**AUFGABE A**
Bearbeite in den Datensätzen den Abschnitt von der Zeile mit "x-tick-label: 08/03/2014 xyxy=(118,252,128,315)" bis einschließlich der Zeile mit "x-tick-label: 09/08/2014 xyxy=(318,252,328,315)". Gib ihn erneut aus, ersetze dabei "bar" durch "Balken" und lass alles andere unverändert.

Darum haben wir einen Sinn dafür entwickelt zu überlegen, was Menschen wirklich wünschen. Unsere Antwort darauf heißt, dass es Leute mit Rückenschmerzen gibt, und die brauchen ein ordentliches Bett. Die Positionierung von Lattoflex ist entsprechend relativ klar und simpel: Wir helfen Leuten mit Rückenschmerzen. 73 Prozent aller Lattoflex-Kunden haben beim Kauf ein Rücken- oder Schlafproblem. Das sind so genannte Problemkunden, und ich liebe Problemkunden. Mit denen kann man auf Augenhöhe reden, weil sie kein Interesse an Werbechichi haben. Sie erwarten einfach, dass wir ihr Problem lösen. Ich glaube, dass unsere Branche einen großen Fehler macht, wenn sie sich nur noch auf die schönen Dinge des Lebens konzentriert. Der Markt dafür ist meiner Meinung nach viel kleiner als der für Leute mit Rückenschmerzen.

Haustex: Also wird es wahrscheinlich kein Boxspring-Bett von Lattoflex geben?

Thomas: Nein, es sei denn, es gelänge uns, das Bett so zu verpacken, dass wir Lattoflex darin hätten. Eines steht fest: Wir werden niemals unsere Positionierung oder unsere Markenaussage aufweichen. Sobald wir mit Lattoflex auch nur geringfügig vom eingeschlagenen Weg abweichen, sind wir schon schwächer. Wir fahren wirklich am Besten, wenn Prof. Dr. Schmidt Menschen mit Rückenschmerzen Lattoflex empfiehlt. Unser Marketing ist reduziert auf die Aussage: "Du hast ein Problem? Wir haben die Lösung!" Das ist ziemlich simpel, aber erfolgreich.

**AUFGABE B**
Schreibe den Interviewauszug über die Marke Lattoflex im Anschluss an seinen letzten Satz weiter.

**BEREITGESTELLTE DATEN**

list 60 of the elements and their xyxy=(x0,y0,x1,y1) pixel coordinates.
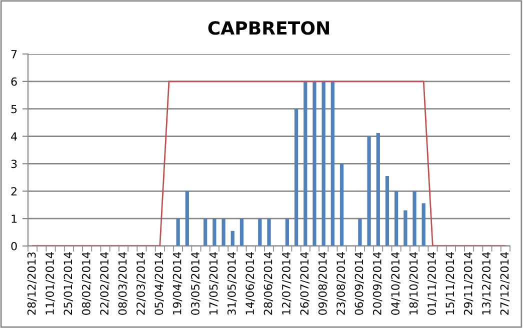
x-tick-label: 08/03/2014 xyxy=(118,252,128,315)
bar xyxy=(367,136,371,246)
x-tick-label: 04/10/2014 xyxy=(391,252,400,315)
bar xyxy=(304,81,308,246)
y-tick-label: 0 xyxy=(11,242,17,250)
bar xyxy=(358,218,362,246)
bar xyxy=(294,108,298,246)
x-tick-label: 28/06/2014 xyxy=(264,252,274,315)
x-tick-label: 15/11/2014 xyxy=(446,252,455,314)
bar xyxy=(285,218,290,246)
y-tick-label: 7 xyxy=(11,50,17,58)
bar xyxy=(204,218,208,246)
x-tick-label: 08/02/2014 xyxy=(82,252,92,315)
bar xyxy=(412,191,416,246)
bar xyxy=(312,81,316,246)
x-tick-label: 25/01/2014 xyxy=(64,252,74,315)
x-tick-label: 18/10/2014 xyxy=(409,252,419,314)
y-tick-label: 6 xyxy=(11,77,17,86)
x-tick-label: 09/08/2014 xyxy=(318,252,328,315)
bar xyxy=(422,203,426,246)
x-tick-label: 05/04/2014 xyxy=(154,252,164,315)
x-tick-label: 31/05/2014 xyxy=(227,252,237,315)
bar xyxy=(330,81,334,246)
y-tick-label: 5 xyxy=(11,104,17,114)
x-tick-label: 29/11/2014 xyxy=(464,252,474,315)
y-tick-label: 1 xyxy=(12,214,17,223)
bar xyxy=(267,218,271,246)
bar xyxy=(212,218,216,246)
x-tick-label: 12/07/2014 xyxy=(282,252,292,314)
bar xyxy=(376,132,380,246)
x-tick-label: 17/05/2014 xyxy=(209,252,219,314)
x-tick-label: 22/02/2014 xyxy=(100,252,110,315)
x-tick-label: 06/09/2014 xyxy=(354,252,364,315)
x-tick-label: 28/12/2013 xyxy=(27,252,37,315)
bar xyxy=(240,218,244,246)
x-tick-label: 26/07/2014 xyxy=(300,252,310,315)
y-tick-label: 3 xyxy=(11,160,17,168)
bar xyxy=(385,176,390,246)
bar xyxy=(340,164,344,246)
x-tick-label: 11/01/2014 xyxy=(46,252,55,314)
x-tick-label: 20/09/2014 xyxy=(372,252,382,315)
bar xyxy=(185,191,189,246)
bar xyxy=(404,210,408,246)
chart-title: CAPBRETON xyxy=(208,21,329,35)
bar xyxy=(222,218,226,246)
x-tick-label: 14/06/2014 xyxy=(246,252,255,314)
bar xyxy=(394,191,398,246)
x-tick-label: 19/04/2014 xyxy=(172,252,182,314)
bar xyxy=(230,230,234,246)
x-tick-label: 23/08/2014 xyxy=(336,252,346,315)
bar xyxy=(258,218,262,246)
x-tick-label: 13/12/2014 xyxy=(482,252,492,314)
x-tick-label: 03/05/2014 xyxy=(191,252,200,315)
x-tick-label: 27/12/2014 xyxy=(500,252,510,315)
x-tick-label: 22/03/2014 xyxy=(136,252,146,315)
bar xyxy=(322,81,326,246)
bar xyxy=(176,218,180,246)
y-tick-label: 4 xyxy=(11,132,17,141)
y-tick-label: 2 xyxy=(11,187,16,196)
x-tick-label: 01/11/2014 xyxy=(428,252,437,315)
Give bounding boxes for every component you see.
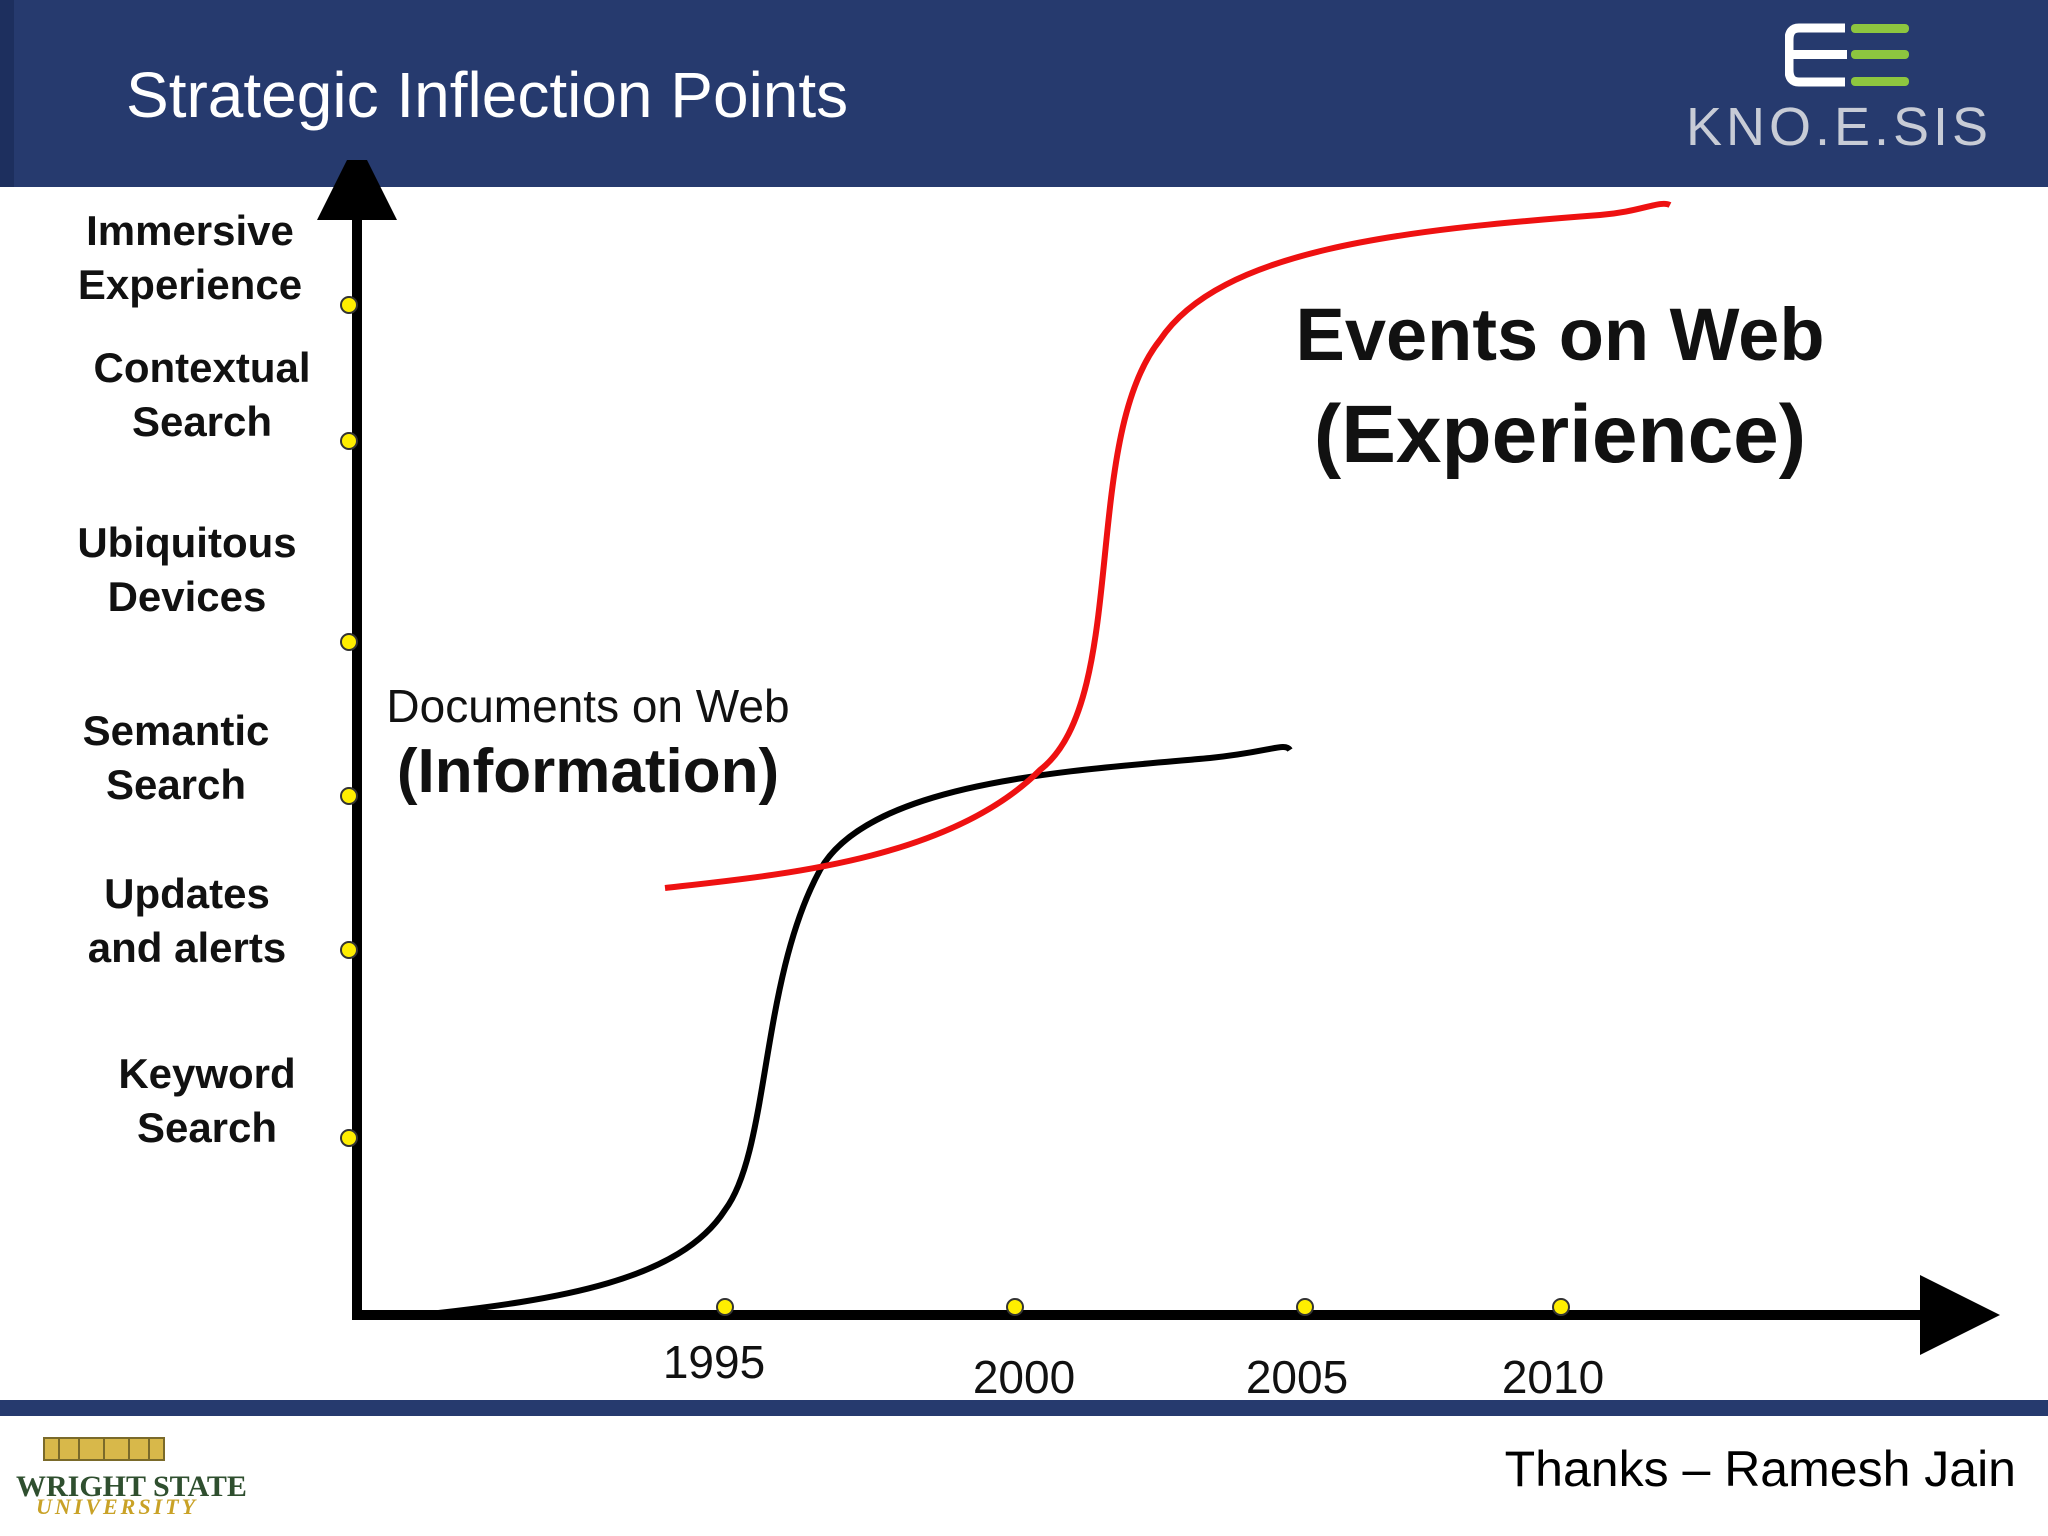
y-level-label: Semantic <box>83 707 270 754</box>
knoesis-logo: KNO.E.SIS <box>1680 20 2010 150</box>
footer-bar <box>0 1400 2048 1416</box>
y-level-label: Ubiquitous <box>77 519 296 566</box>
x-tick-label: 2005 <box>1246 1351 1348 1400</box>
university-logo: WRIGHT STATE UNIVERSITY <box>14 1432 224 1514</box>
header-edge <box>0 0 14 187</box>
events-label: Events on Web <box>1295 293 1824 376</box>
x-tick-label: 2010 <box>1502 1351 1604 1400</box>
documents-curve <box>420 747 1290 1315</box>
knoesis-e-icon <box>1785 20 1915 90</box>
university-subtitle: UNIVERSITY <box>36 1494 198 1520</box>
x-tick-label: 2000 <box>973 1351 1075 1400</box>
y-tick-marker <box>341 297 357 313</box>
y-tick-marker <box>341 433 357 449</box>
inflection-chart: Keyword Search Updates and alerts Semantic Se… <box>0 160 2048 1400</box>
y-level-label: Search <box>106 761 246 808</box>
y-level-label: Experience <box>78 261 302 308</box>
x-tick-label: 1995 <box>663 1336 765 1388</box>
y-level-label: Keyword <box>118 1050 295 1097</box>
knoesis-wordmark: KNO.E.SIS <box>1686 96 1992 158</box>
credit-text: Thanks – Ramesh Jain <box>1505 1440 2016 1498</box>
y-level-label: Contextual <box>93 344 310 391</box>
y-level-label: Devices <box>108 573 267 620</box>
documents-label: Documents on Web <box>386 680 789 732</box>
x-tick-marker <box>1007 1299 1023 1315</box>
y-level-label: Immersive <box>86 207 294 254</box>
university-building-icon <box>14 1432 174 1468</box>
x-tick-marker <box>1553 1299 1569 1315</box>
y-tick-marker <box>341 1130 357 1146</box>
y-level-label: Updates <box>104 870 270 917</box>
y-tick-marker <box>341 634 357 650</box>
experience-label: (Experience) <box>1314 389 1806 480</box>
x-tick-marker <box>717 1299 733 1315</box>
information-label: (Information) <box>397 737 779 806</box>
header-bar: Strategic Inflection Points KNO.E.SIS <box>0 0 2048 187</box>
x-tick-marker <box>1297 1299 1313 1315</box>
y-level-label: Search <box>137 1104 277 1151</box>
y-level-label: and alerts <box>88 924 286 971</box>
slide-title: Strategic Inflection Points <box>126 58 848 132</box>
y-level-label: Search <box>132 398 272 445</box>
y-tick-marker <box>341 942 357 958</box>
y-tick-marker <box>341 788 357 804</box>
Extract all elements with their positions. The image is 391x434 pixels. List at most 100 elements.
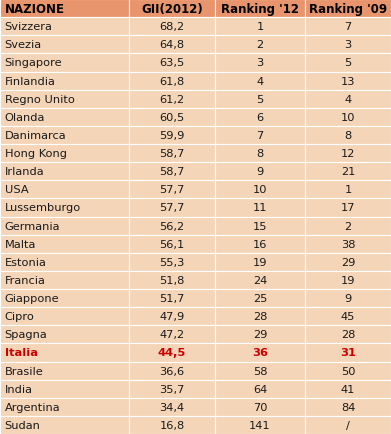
Text: Sudan: Sudan (5, 420, 41, 430)
Bar (0, 199, 129, 217)
Bar (0, 326, 129, 344)
Text: 16,8: 16,8 (160, 420, 185, 430)
Text: Ranking '09: Ranking '09 (309, 3, 387, 16)
Text: 12: 12 (341, 149, 355, 159)
Text: 19: 19 (341, 275, 355, 285)
Bar (0, 235, 129, 253)
Text: 47,2: 47,2 (160, 329, 185, 339)
Text: 28: 28 (341, 329, 355, 339)
Text: Lussemburgo: Lussemburgo (5, 203, 81, 213)
Bar (215, 72, 305, 90)
Bar (0, 0, 129, 18)
Bar (0, 289, 129, 307)
Bar (129, 362, 215, 380)
Text: GII(2012): GII(2012) (141, 3, 203, 16)
Bar (129, 271, 215, 289)
Bar (0, 145, 129, 163)
Bar (215, 0, 305, 18)
Text: /: / (346, 420, 350, 430)
Text: 84: 84 (341, 402, 355, 412)
Text: 57,7: 57,7 (160, 203, 185, 213)
Bar (0, 271, 129, 289)
Bar (305, 344, 391, 362)
Bar (0, 398, 129, 416)
Text: Spagna: Spagna (5, 329, 47, 339)
Text: 10: 10 (341, 112, 355, 122)
Text: 7: 7 (344, 22, 352, 32)
Text: 10: 10 (253, 185, 267, 195)
Bar (129, 145, 215, 163)
Bar (215, 163, 305, 181)
Bar (305, 163, 391, 181)
Bar (305, 145, 391, 163)
Text: 50: 50 (341, 366, 355, 376)
Bar (129, 307, 215, 326)
Bar (305, 307, 391, 326)
Text: 16: 16 (253, 239, 267, 249)
Text: 70: 70 (253, 402, 267, 412)
Bar (129, 72, 215, 90)
Bar (0, 90, 129, 108)
Bar (129, 398, 215, 416)
Text: Giappone: Giappone (5, 293, 59, 303)
Bar (215, 398, 305, 416)
Bar (215, 127, 305, 145)
Bar (305, 326, 391, 344)
Bar (215, 362, 305, 380)
Bar (305, 72, 391, 90)
Text: 68,2: 68,2 (160, 22, 185, 32)
Text: 29: 29 (341, 257, 355, 267)
Text: 17: 17 (341, 203, 355, 213)
Text: 8: 8 (344, 131, 352, 141)
Text: 29: 29 (253, 329, 267, 339)
Bar (0, 380, 129, 398)
Bar (215, 235, 305, 253)
Bar (305, 289, 391, 307)
Text: Regno Unito: Regno Unito (5, 95, 75, 105)
Text: 19: 19 (253, 257, 267, 267)
Text: Svizzera: Svizzera (5, 22, 52, 32)
Text: Danimarca: Danimarca (5, 131, 66, 141)
Bar (215, 344, 305, 362)
Text: Italia: Italia (5, 348, 38, 358)
Text: 56,1: 56,1 (160, 239, 185, 249)
Text: 63,5: 63,5 (160, 58, 185, 68)
Bar (215, 90, 305, 108)
Text: 64: 64 (253, 384, 267, 394)
Bar (0, 307, 129, 326)
Bar (215, 416, 305, 434)
Text: 51,7: 51,7 (160, 293, 185, 303)
Bar (129, 163, 215, 181)
Text: 2: 2 (256, 40, 264, 50)
Text: 9: 9 (256, 167, 264, 177)
Bar (305, 199, 391, 217)
Text: Ranking '12: Ranking '12 (221, 3, 299, 16)
Bar (0, 416, 129, 434)
Text: Irlanda: Irlanda (5, 167, 44, 177)
Bar (215, 217, 305, 235)
Text: 21: 21 (341, 167, 355, 177)
Bar (215, 326, 305, 344)
Text: 56,2: 56,2 (160, 221, 185, 231)
Text: India: India (5, 384, 33, 394)
Text: Svezia: Svezia (5, 40, 42, 50)
Text: 36: 36 (252, 348, 268, 358)
Text: 36,6: 36,6 (160, 366, 185, 376)
Text: 60,5: 60,5 (160, 112, 185, 122)
Text: 55,3: 55,3 (160, 257, 185, 267)
Text: Hong Kong: Hong Kong (5, 149, 67, 159)
Text: 4: 4 (344, 95, 352, 105)
Text: 141: 141 (249, 420, 271, 430)
Bar (129, 235, 215, 253)
Text: 64,8: 64,8 (160, 40, 185, 50)
Bar (0, 108, 129, 127)
Text: Argentina: Argentina (5, 402, 60, 412)
Bar (305, 0, 391, 18)
Bar (129, 416, 215, 434)
Text: 11: 11 (253, 203, 267, 213)
Text: Estonia: Estonia (5, 257, 47, 267)
Text: 45: 45 (341, 312, 355, 322)
Text: Francia: Francia (5, 275, 46, 285)
Bar (305, 90, 391, 108)
Text: Olanda: Olanda (5, 112, 45, 122)
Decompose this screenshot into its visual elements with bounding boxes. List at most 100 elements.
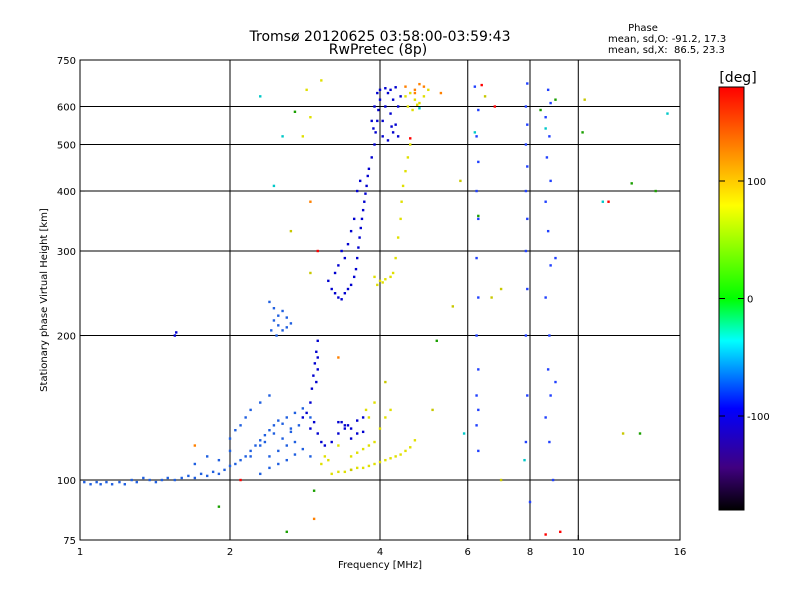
- data-point: [539, 108, 542, 112]
- data-point: [381, 281, 384, 284]
- data-point: [354, 267, 358, 271]
- data-point: [268, 429, 271, 432]
- data-point: [524, 143, 528, 146]
- data-point: [89, 483, 92, 486]
- data-point: [554, 380, 557, 384]
- data-point: [475, 256, 478, 260]
- data-point: [312, 489, 316, 492]
- data-point: [259, 439, 262, 442]
- data-point: [526, 123, 529, 126]
- data-point: [320, 79, 323, 82]
- data-point: [373, 143, 376, 146]
- data-point: [173, 334, 177, 337]
- data-point: [378, 279, 382, 283]
- data-point: [544, 416, 547, 419]
- data-point: [361, 416, 365, 419]
- data-point: [526, 165, 529, 168]
- data-point: [499, 287, 503, 291]
- data-point: [381, 135, 384, 138]
- data-point: [346, 242, 350, 246]
- data-point: [360, 217, 364, 221]
- data-point: [259, 444, 262, 447]
- data-point: [477, 217, 480, 221]
- data-point: [418, 82, 421, 86]
- data-point: [475, 334, 478, 337]
- y-axis-ticks: 75 100 200 300 400 500 600 750: [57, 56, 85, 547]
- data-point: [435, 339, 438, 343]
- data-point: [293, 411, 297, 415]
- data-point: [268, 394, 271, 397]
- data-point: [316, 368, 319, 371]
- data-point: [404, 95, 407, 98]
- data-point: [333, 292, 337, 295]
- data-point: [493, 105, 497, 108]
- data-point: [277, 419, 280, 422]
- data-point: [358, 179, 362, 183]
- colorbar-tick-label: -100: [747, 412, 770, 423]
- data-point: [315, 380, 318, 384]
- data-point: [378, 427, 382, 430]
- data-point: [389, 275, 392, 279]
- data-point: [217, 505, 221, 508]
- data-point: [544, 533, 547, 536]
- y-tick-label: 600: [57, 103, 76, 114]
- data-point: [475, 189, 478, 193]
- data-point: [349, 437, 353, 440]
- data-point: [277, 462, 280, 466]
- data-point: [367, 444, 371, 447]
- data-point: [384, 105, 387, 108]
- data-point: [477, 160, 480, 164]
- data-point: [281, 422, 284, 425]
- data-point: [309, 271, 312, 275]
- data-point: [316, 249, 319, 253]
- data-point: [223, 468, 226, 472]
- data-point: [546, 88, 550, 92]
- data-point: [316, 339, 319, 343]
- data-point: [358, 236, 361, 239]
- data-point: [301, 416, 305, 419]
- data-point: [361, 430, 365, 434]
- data-point: [285, 316, 288, 319]
- chart-subtitle: RwPretec (8p): [329, 42, 427, 58]
- data-point: [475, 394, 478, 397]
- data-point: [396, 236, 400, 239]
- data-point: [272, 319, 276, 322]
- x-tick-label: 1: [77, 547, 83, 558]
- data-point: [365, 184, 368, 188]
- data-point: [254, 444, 257, 447]
- data-point: [355, 466, 359, 470]
- data-point: [422, 95, 426, 98]
- data-point: [337, 432, 340, 435]
- data-point: [451, 305, 455, 308]
- data-point: [376, 119, 379, 123]
- data-point: [305, 411, 308, 415]
- data-point: [391, 131, 395, 134]
- y-tick-label: 750: [57, 56, 76, 67]
- data-point: [544, 296, 547, 299]
- data-point: [305, 88, 308, 92]
- data-point: [289, 430, 293, 434]
- data-point: [340, 249, 343, 253]
- data-point: [373, 401, 376, 404]
- phase-stats-x: mean, sd,X: 86.5, 23.3: [608, 45, 725, 56]
- data-point: [193, 462, 197, 466]
- data-point: [211, 470, 215, 474]
- data-point: [480, 83, 483, 87]
- data-point: [477, 108, 480, 112]
- data-point: [548, 440, 551, 444]
- data-point: [315, 350, 318, 353]
- data-point: [544, 200, 547, 203]
- data-point: [277, 324, 280, 327]
- data-point: [526, 394, 529, 397]
- data-point: [217, 458, 221, 462]
- data-point: [263, 440, 267, 444]
- data-point: [340, 298, 343, 301]
- data-point: [404, 169, 407, 173]
- data-point: [406, 156, 410, 159]
- data-point: [411, 108, 414, 112]
- data-point: [413, 91, 417, 95]
- data-point: [355, 256, 359, 260]
- x-tick-label: 16: [674, 547, 687, 558]
- data-point: [175, 331, 178, 334]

**ERGEBNIS A**
x-tick-label: 08/03/2014 xyxy=(118,252,128,315)
Balken xyxy=(367,136,371,246)
x-tick-label: 04/10/2014 xyxy=(391,252,400,315)
Balken xyxy=(304,81,308,246)
y-tick-label: 0 xyxy=(11,242,17,250)
Balken xyxy=(358,218,362,246)
Balken xyxy=(294,108,298,246)
x-tick-label: 28/06/2014 xyxy=(264,252,274,315)
x-tick-label: 15/11/2014 xyxy=(446,252,455,314)
Balken xyxy=(285,218,290,246)
y-tick-label: 7 xyxy=(11,50,17,58)
Balken xyxy=(204,218,208,246)
x-tick-label: 08/02/2014 xyxy=(82,252,92,315)
Balken xyxy=(412,191,416,246)
Balken xyxy=(312,81,316,246)
x-tick-label: 25/01/2014 xyxy=(64,252,74,315)
x-tick-label: 18/10/2014 xyxy=(409,252,419,314)
y-tick-label: 6 xyxy=(11,77,17,86)
x-tick-label: 09/08/2014 xyxy=(318,252,328,315)

**ERGEBNIS B**
Dieter Tost: Wenn man so will, hat das Unternehmen sich im Laufe der Jahre vom Handwerksbetrieb immer stärker auf das Thema Liegen konzentriert, richtig liegen, bis hin zu dem, was wir heute sind: Ein Anbieter von Schlafsystemen, mit denen sich Rückenschmerzen vermeiden lassen. Wir konzentrieren uns auf eine eindeutige Erkennbarkeit. Das steht im Gegensatz zu dem, was wir heute auf dem Markt erleben. Dort entwickelt sich gerade das Thema Boxspring. Parallel haben wir ein unglaubliches Wachstum an Verkaufsfläche der großen Möbelflächen, die mit Ware und Kunden gefüllt werden müssen. Und Boxspring hat seine Preislagen von früher 5.000, 10.000 Euro oder höher mittlerweile mit dem Thema "schön und hübsch" auf 500 Euro für ein Doppelbett herunter gebracht. In diesem Markt herrscht so ein starker Wettbewerb, darin kann jeder nur zerrieben werden.

Deswegen konzentrieren wir uns lieber auf ein Thema, bei dem wir eine wirklich glaubhafte Kompetenz besitzen: Rückenschmerzen lassen sich vermeiden.

Haustex: Eine wichtige Rolle in der Kundenbindung dürfte auch der Händlerbeirat spielen, den Lattoflex ins Leben gerufen hat.

Tost: Seit 30 Jahren treffen sich zehn bis zwölf ausgewählte Handelspartner zweimal im Jahr. Die Mitgliedschaft in dem Beirat dauert jeweils drei Jahre. Dort sprechen wir darüber, was aktuell auf beiden Seiten an Themen in der Luft liegt. Diese Veranstaltung nehmen wir sehr ernst, denn wir werden von den Mitgliedern in der folgenden Sitzung daran gemessen, was zuvor besprochen wurde.

Thomas: In dem Beirat werden ganz klare Entscheidungen gefällt. Allein in den letzten zehn Jahren haben wir gemeinsam eine Menge an Entscheidungen im Produktbereich getroffen. Das ist natürlich immer eine Gratwanderung zwischen der Vertraulichkeit zu Betriebsgeheimnissen und dem Wunsch zu erfahren, wie die Händler über unsere Neuentwicklungen denken.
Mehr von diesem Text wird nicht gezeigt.